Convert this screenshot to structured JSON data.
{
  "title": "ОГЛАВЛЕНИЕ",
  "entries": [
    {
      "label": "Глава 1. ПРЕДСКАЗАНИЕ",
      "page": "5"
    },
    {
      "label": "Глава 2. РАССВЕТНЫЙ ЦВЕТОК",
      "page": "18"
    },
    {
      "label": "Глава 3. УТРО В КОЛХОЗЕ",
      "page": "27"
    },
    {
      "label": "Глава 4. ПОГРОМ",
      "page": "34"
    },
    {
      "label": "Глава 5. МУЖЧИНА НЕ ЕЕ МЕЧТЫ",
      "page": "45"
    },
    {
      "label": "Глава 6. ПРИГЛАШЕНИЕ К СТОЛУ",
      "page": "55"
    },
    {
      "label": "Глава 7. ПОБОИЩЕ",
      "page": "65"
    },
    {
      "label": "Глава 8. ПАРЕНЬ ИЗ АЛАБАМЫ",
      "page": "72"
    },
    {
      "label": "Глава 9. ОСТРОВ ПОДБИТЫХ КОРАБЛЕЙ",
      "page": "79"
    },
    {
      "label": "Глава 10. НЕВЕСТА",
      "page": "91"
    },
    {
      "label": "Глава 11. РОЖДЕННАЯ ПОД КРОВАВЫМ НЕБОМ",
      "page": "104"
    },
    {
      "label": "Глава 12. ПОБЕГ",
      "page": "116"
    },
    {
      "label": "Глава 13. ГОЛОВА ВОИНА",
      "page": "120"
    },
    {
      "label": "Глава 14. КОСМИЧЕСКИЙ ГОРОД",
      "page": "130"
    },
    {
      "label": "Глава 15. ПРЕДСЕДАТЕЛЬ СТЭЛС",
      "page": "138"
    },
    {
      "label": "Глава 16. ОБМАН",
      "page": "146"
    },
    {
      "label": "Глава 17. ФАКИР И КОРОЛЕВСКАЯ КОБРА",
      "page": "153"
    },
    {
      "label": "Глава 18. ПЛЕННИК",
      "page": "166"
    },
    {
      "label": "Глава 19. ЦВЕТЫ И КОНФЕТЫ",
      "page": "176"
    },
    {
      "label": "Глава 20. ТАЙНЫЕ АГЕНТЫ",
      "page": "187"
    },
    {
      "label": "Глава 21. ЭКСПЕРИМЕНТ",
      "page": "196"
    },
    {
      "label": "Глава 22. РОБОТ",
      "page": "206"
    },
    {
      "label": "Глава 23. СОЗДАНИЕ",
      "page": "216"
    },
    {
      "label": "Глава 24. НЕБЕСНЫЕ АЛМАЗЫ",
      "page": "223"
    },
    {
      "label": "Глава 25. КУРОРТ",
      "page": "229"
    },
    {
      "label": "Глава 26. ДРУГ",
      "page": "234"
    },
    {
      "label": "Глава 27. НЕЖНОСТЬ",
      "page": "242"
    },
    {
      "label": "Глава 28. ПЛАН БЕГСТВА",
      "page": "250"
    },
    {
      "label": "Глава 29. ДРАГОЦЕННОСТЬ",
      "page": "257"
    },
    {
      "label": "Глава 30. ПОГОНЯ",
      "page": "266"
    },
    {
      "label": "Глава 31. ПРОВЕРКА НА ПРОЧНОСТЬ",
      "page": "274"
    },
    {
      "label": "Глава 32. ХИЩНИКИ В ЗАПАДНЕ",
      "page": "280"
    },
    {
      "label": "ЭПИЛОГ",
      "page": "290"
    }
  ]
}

________________

## WRITTEN INSTRUCTION
Please output the entire listing exactly as it stands.

## TASK ANSWER
Convert this screenshot to structured JSON data.
{
  "title": "ОГЛАВЛЕНИЕ",
  "entries": [
    {
      "label": "Глава 1. ПРЕДСКАЗАНИЕ",
      "page": "5"
    },
    {
      "label": "Глава 2. РАССВЕТНЫЙ ЦВЕТОК",
      "page": "18"
    },
    {
      "label": "Глава 3. УТРО В КОЛХОЗЕ",
      "page": "27"
    },
    {
      "label": "Глава 4. ПОГРОМ",
      "page": "34"
    },
    {
      "label": "Глава 5. МУЖЧИНА НЕ ЕЕ МЕЧТЫ",
      "page": "45"
    },
    {
      "label": "Глава 6. ПРИГЛАШЕНИЕ К СТОЛУ",
      "page": "55"
    },
    {
      "label": "Глава 7. ПОБОИЩЕ",
      "page": "65"
    },
    {
      "label": "Глава 8. ПАРЕНЬ ИЗ АЛАБАМЫ",
      "page": "72"
    },
    {
      "label": "Глава 9. ОСТРОВ ПОДБИТЫХ КОРАБЛЕЙ",
      "page": "79"
    },
    {
      "label": "Глава 10. НЕВЕСТА",
      "page": "91"
    },
    {
      "label": "Глава 11. РОЖДЕННАЯ ПОД КРОВАВЫМ НЕБОМ",
      "page": "104"
    },
    {
      "label": "Глава 12. ПОБЕГ",
      "page": "116"
    },
    {
      "label": "Глава 13. ГОЛОВА ВОИНА",
      "page": "120"
    },
    {
      "label": "Глава 14. КОСМИЧЕСКИЙ ГОРОД",
      "page": "130"
    },
    {
      "label": "Глава 15. ПРЕДСЕДАТЕЛЬ СТЭЛС",
      "page": "138"
    },
    {
      "label": "Глава 16. ОБМАН",
      "page": "146"
    },
    {
      "label": "Глава 17. ФАКИР И КОРОЛЕВСКАЯ КОБРА",
      "page": "153"
    },
    {
      "label": "Глава 18. ПЛЕННИК",
      "page": "166"
    },
    {
      "label": "Глава 19. ЦВЕТЫ И КОНФЕТЫ",
      "page": "176"
    },
    {
      "label": "Глава 20. ТАЙНЫЕ АГЕНТЫ",
      "page": "187"
    },
    {
      "label": "Глава 21. ЭКСПЕРИМЕНТ",
      "page": "196"
    },
    {
      "label": "Глава 22. РОБОТ",
      "page": "206"
    },
    {
      "label": "Глава 23. СОЗДАНИЕ",
      "page": "216"
    },
    {
      "label": "Глава 24. НЕБЕСНЫЕ АЛМАЗЫ",
      "page": "223"
    },
    {
      "label": "Глава 25. КУРОРТ",
      "page": "229"
    },
    {
      "label": "Глава 26. ДРУГ",
      "page": "234"
    },
    {
      "label": "Глава 27. НЕЖНОСТЬ",
      "page": "242"
    },
    {
      "label": "Глава 28. ПЛАН БЕГСТВА",
      "page": "250"
    },
    {
      "label": "Глава 29. ДРАГОЦЕННОСТЬ",
      "page": "257"
    },
    {
      "label": "Глава 30. ПОГОНЯ",
      "page": "266"
    },
    {
      "label": "Глава 31. ПРОВЕРКА НА ПРОЧНОСТЬ",
      "page": "274"
    },
    {
      "label": "Глава 32. ХИЩНИКИ В ЗАПАДНЕ",
      "page": "280"
    },
    {
      "label": "ЭПИЛОГ",
      "page": "290"
    }
  ]
}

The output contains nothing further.